[Stored records]
___

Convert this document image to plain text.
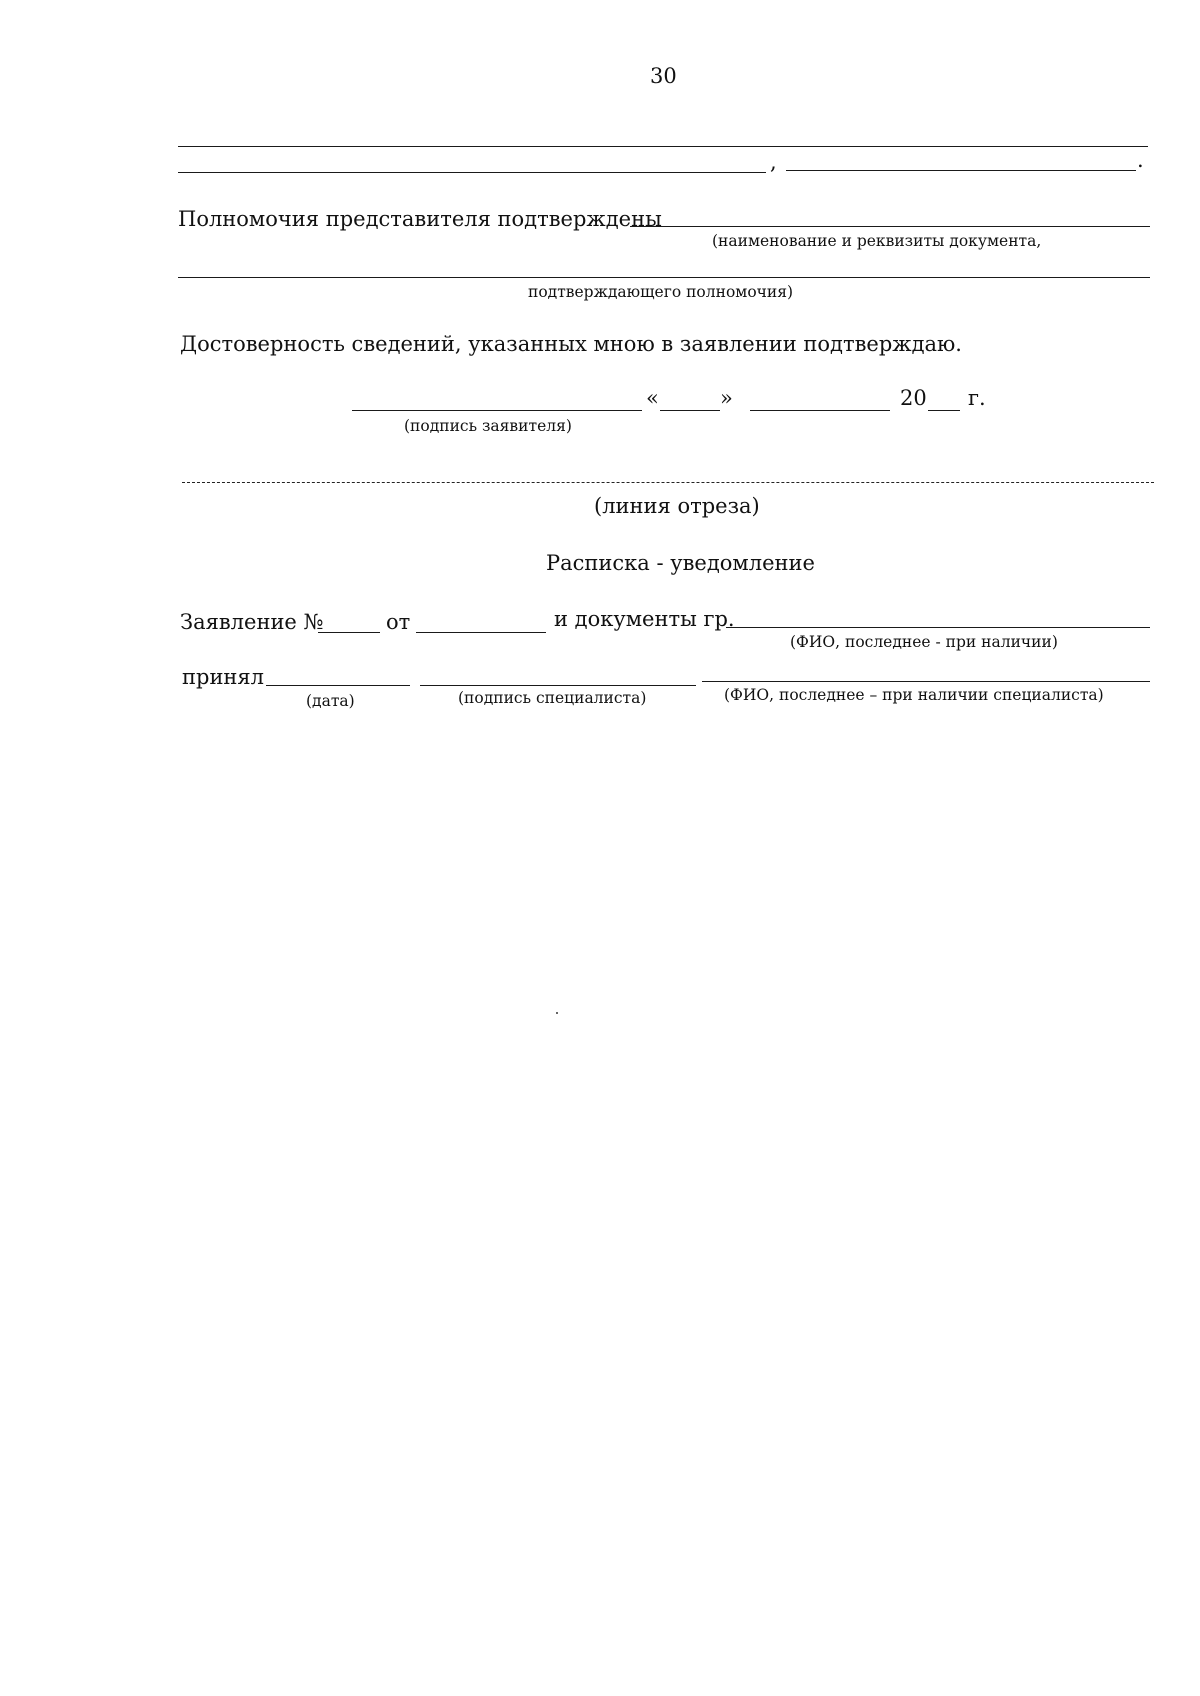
30
,	.
Полномочия представителя подтверждены
(наименование и реквизиты документа,
подтверждающего полномочия)
Достоверность сведений, указанных мною в заявлении подтверждаю.
«	»	20 г.
(подпись заявителя)
(линия отреза)
Расписка - уведомление
Заявление №	от	и документы гр.
(ФИО, последнее - при наличии)
принял
(дата)	(подпись специалиста)	(ФИО, последнее – при наличии специалиста)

___

### [Directions]
Pick out every line above that holds the word "подпись" and copy it.

### [Output of the task]
(подпись заявителя)
(дата)	(подпись специалиста)	(ФИО, последнее – при наличии специалиста)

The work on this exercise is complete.